#### Texte source

De tels exemples sont nombreux et démontrent que la proportion dommageable causée par des catastrophes naturelles n’est pas dû qu’au hasard. Mais que, comme en économie, l’inégalité des moyens face aux risques entre pays du Nord et pays du Sud, fait que les riches ont plus de chance de survie que les pauvres. En effet, les populations les plus démunies sont souvent contraintes de s’installer sur les terres les moins sûres, car elles ont l’avantage d’être gratuites ou avec un loyer modique. Des zones qui sont soit inondables, soit menacées par des glissements de terrains en cas de séisme ou de pluies diluviennes, soit encore situées à proximité de volcans mais dont les sols sont particulièrement riches en vue de cultures agricoles. Et, comme si cela ne suffisait pas, l’habitat inadapté, sans fondations stables ou antisismiques, est aussi un facteur supplémentaire d’aggravation des dégâts causés.

########
#### Extrait de données

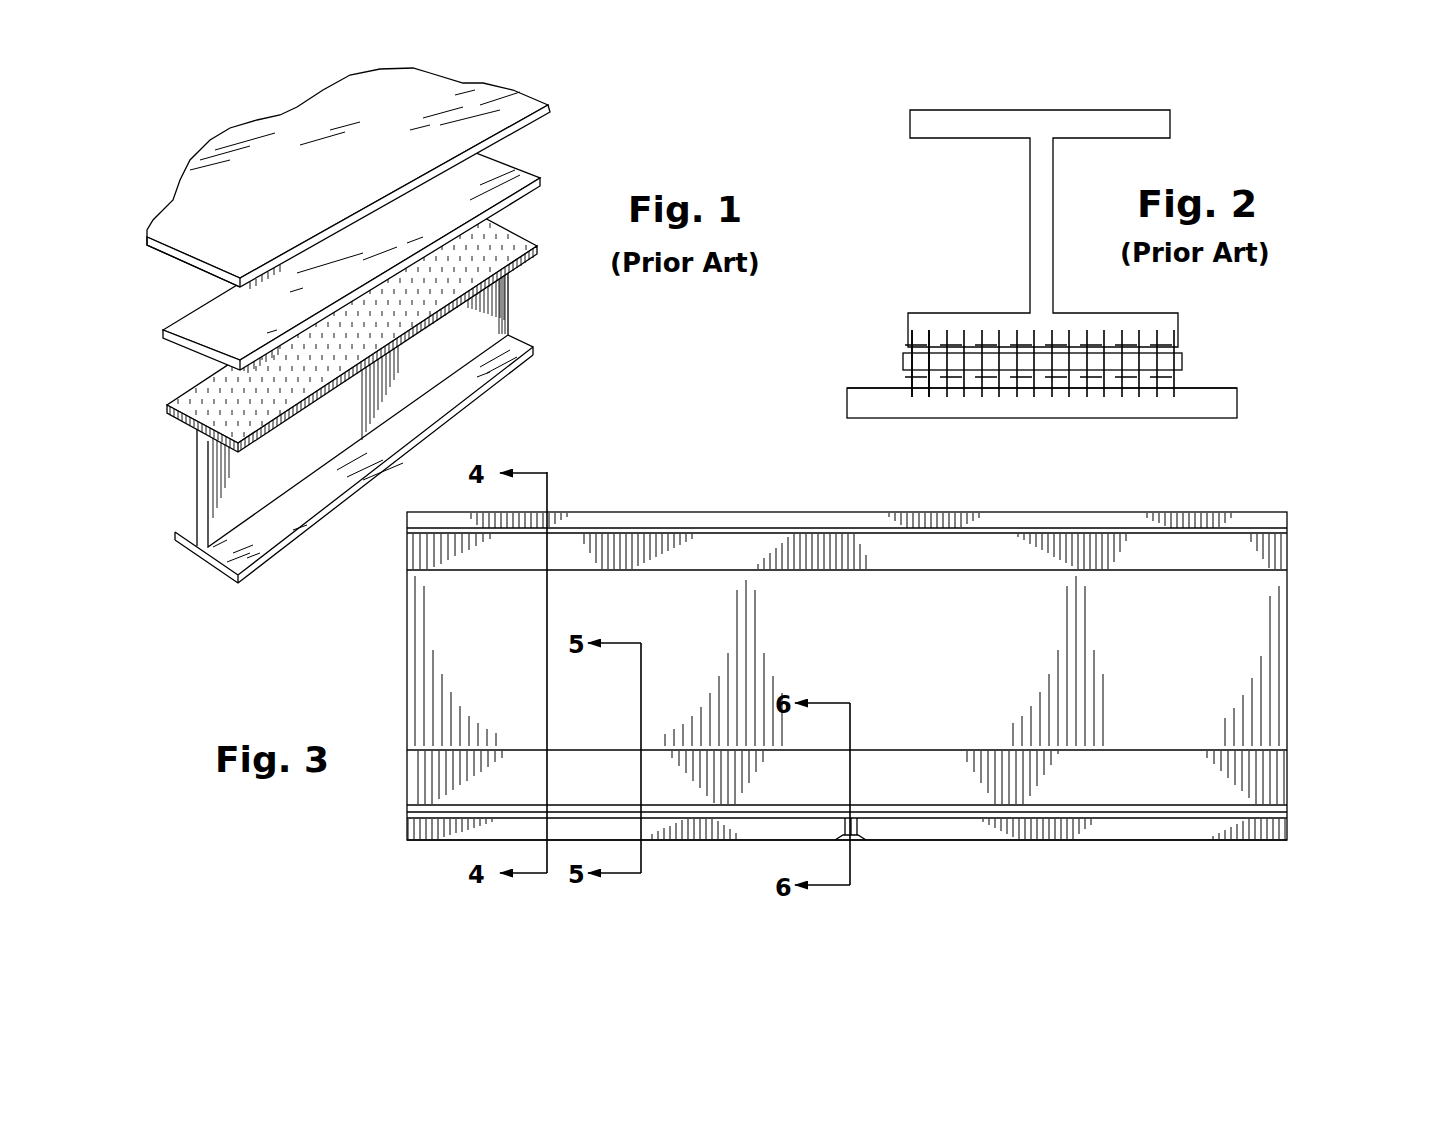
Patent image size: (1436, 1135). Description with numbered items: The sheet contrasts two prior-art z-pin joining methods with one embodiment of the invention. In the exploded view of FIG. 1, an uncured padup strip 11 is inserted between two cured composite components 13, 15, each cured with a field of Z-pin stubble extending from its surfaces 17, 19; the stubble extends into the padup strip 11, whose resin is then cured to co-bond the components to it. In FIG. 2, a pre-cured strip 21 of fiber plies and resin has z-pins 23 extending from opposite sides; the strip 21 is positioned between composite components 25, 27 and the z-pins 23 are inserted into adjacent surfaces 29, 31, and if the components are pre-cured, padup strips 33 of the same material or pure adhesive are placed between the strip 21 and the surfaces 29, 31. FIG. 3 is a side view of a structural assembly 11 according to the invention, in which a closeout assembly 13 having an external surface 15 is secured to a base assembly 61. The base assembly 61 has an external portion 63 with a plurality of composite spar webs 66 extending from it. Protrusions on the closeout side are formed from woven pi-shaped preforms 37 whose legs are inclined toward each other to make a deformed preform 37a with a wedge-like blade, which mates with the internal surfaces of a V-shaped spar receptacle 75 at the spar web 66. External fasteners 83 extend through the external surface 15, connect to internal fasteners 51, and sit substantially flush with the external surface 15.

########
#### Extrait de données

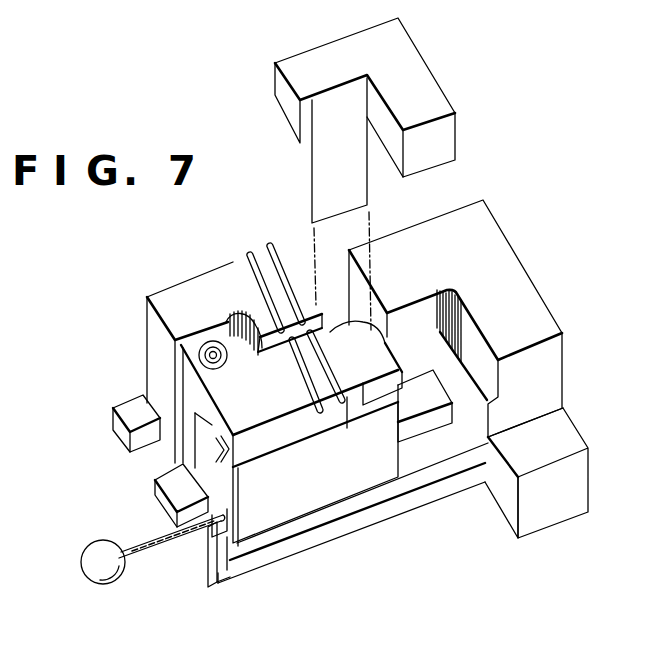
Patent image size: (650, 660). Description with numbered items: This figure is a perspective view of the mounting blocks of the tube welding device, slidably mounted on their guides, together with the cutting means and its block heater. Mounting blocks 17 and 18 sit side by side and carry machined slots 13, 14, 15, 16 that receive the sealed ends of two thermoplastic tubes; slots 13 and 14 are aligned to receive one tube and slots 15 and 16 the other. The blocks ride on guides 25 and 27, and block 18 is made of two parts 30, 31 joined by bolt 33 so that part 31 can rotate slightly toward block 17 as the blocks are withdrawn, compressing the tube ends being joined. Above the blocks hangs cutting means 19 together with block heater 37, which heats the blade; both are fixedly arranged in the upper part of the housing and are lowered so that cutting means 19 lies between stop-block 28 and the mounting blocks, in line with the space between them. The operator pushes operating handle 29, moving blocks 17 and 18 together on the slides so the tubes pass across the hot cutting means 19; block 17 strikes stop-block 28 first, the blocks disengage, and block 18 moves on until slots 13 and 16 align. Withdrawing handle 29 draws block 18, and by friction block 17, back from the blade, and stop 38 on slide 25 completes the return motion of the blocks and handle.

########

À faire
- a) Dans le texte sur les catastrophes naturelles, quels sont les types de zones peu sûres où s'installent les populations les plus démunies ? Donnez-les tous.
- b) Poursuivez le texte sur les catastrophes naturelles après sa dernière phrase.

Réponses
- a)
- Les zones inondables
- Les zones menacées par des glissements de terrain en cas de séisme ou de pluies diluviennes
- Les zones situées à proximité de volcans

- b)
Mais le pire dans ce cercle vicieux faiblesse économique/catastrophes climatiques est que ces dernières représentent à leur tour un frein considérable au développement des pays sinistrés, car il faut parfois plusieurs générations pour réparer les dommages qu’elles provoquent. Ainsi, au Nicaragua, les ravages engendrés par le séisme de 1972 ont représenté 209% du PNB (Produit National Brut). Et le tremblement de terre de Mexico, en 1985, a fait 4,3 milliards de pertes et alourdit la dette du pays de 15%. Espérons alors que le présent typhon Neoguri n’aura donc pas un tel impact, humain et financier, sur le Japon.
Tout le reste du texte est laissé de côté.